SELECTED EXTRACT:
******

Collecting Data from JSON 
---------------------------------------

Problem
------------
You want to read a JSON file/object.

Solution
------------
The simplest way to do this is by using requests and the JSON library.

In [1]:
# Install and import all the necessary libraries
import requests
import json

In [2]:
# Extracting text from JSON file

#json from "https://quotes.rest/qod.json"
r = requests.get("https://quotes.rest/qod.json")#http response
res = r.json()#fetching json 
print(json.dumps(res, indent = 4))#json dump string  indent is 4 means 4 spaces 

# Note :
# From the Docs :
# If indent is a non-negative integer or string, then JSON array elements 
# and object members will be pretty-printed with that indent level. 
# An indent level of 0, negative, or "" will only insert newlines.

# None (the default) selects the most compact representation. 
# Using a positive integer indent indents that many spaces per level. 
# If indent is a string (such as "\t"), that string is used to indent 
# each level.

{
    "success": {
        "total": 1
    },
    "contents": {
        "quotes": [
            {
                "quote": "He who is not courageous enough to take risks will accomplish nothing in life.",
                "length": "78",
                "author": "Mohamad Ali",
                "tags": [
                    "courage",
                    "inspire",
                    "risk"
                ],
                "category": "inspire",
                "language": "en",
                "date": "2020-03-01",
                "permalink": "https://theysaidso.com/quote/mohamad-ali-he-who-is-not-courageous-enough-to-take-risks-will-accomplish-nothin",
                "id": "ifuqTGVbNWPSJIzhrGQakQeF",
                "background": "https://theysaidso.com/img/qod/qod-inspire.jpg",
                "title": "Inspiring Quote of the day"
            }
        ]
    },
    "baseurl": "https://theysaidso.com",
    "copyright": {
        "year": 2022,
        "url": "https://theysaidso.com"

******

SUPPLIED RECORDS:
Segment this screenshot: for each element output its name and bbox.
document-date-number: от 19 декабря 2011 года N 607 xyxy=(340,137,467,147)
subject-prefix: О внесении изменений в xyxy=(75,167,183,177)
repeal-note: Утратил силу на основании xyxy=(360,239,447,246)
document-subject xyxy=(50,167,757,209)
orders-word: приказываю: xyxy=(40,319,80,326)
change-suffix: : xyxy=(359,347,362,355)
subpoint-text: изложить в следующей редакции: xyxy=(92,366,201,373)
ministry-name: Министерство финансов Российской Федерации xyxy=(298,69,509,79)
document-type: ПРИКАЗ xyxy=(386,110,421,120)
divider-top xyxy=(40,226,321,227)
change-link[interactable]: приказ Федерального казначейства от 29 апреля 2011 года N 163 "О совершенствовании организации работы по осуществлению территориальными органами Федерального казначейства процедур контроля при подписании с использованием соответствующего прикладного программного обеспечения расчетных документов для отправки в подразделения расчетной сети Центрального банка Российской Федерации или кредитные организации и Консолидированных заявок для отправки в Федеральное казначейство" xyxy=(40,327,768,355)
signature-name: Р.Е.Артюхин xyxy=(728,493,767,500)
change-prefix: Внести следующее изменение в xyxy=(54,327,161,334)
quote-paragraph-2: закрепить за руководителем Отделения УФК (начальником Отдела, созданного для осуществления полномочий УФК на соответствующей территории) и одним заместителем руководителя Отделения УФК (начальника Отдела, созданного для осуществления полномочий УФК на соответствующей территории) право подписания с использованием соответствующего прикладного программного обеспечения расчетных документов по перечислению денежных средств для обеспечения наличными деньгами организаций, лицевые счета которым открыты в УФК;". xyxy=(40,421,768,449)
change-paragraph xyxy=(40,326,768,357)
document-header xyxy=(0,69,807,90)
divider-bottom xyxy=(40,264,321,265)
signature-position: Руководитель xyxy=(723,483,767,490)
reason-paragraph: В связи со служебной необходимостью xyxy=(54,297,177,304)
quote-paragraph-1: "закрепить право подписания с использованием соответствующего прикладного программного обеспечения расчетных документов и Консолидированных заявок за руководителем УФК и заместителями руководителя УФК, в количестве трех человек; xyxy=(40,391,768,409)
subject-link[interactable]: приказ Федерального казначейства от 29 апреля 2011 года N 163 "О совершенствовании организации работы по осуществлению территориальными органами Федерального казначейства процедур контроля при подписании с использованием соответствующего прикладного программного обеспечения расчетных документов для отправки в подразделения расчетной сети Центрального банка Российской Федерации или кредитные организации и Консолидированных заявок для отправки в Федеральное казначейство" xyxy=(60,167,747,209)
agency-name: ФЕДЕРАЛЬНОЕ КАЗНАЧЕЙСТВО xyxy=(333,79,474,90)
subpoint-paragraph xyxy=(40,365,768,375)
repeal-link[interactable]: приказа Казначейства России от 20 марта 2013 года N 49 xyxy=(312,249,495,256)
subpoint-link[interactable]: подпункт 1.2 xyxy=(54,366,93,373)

******

REQUIREMENT: List every tag in the "tags" array of the quote shown in the output of the tutorial on collecting data from JSON.

ANSWER TO THE EXERCISE: courage, inspire, risk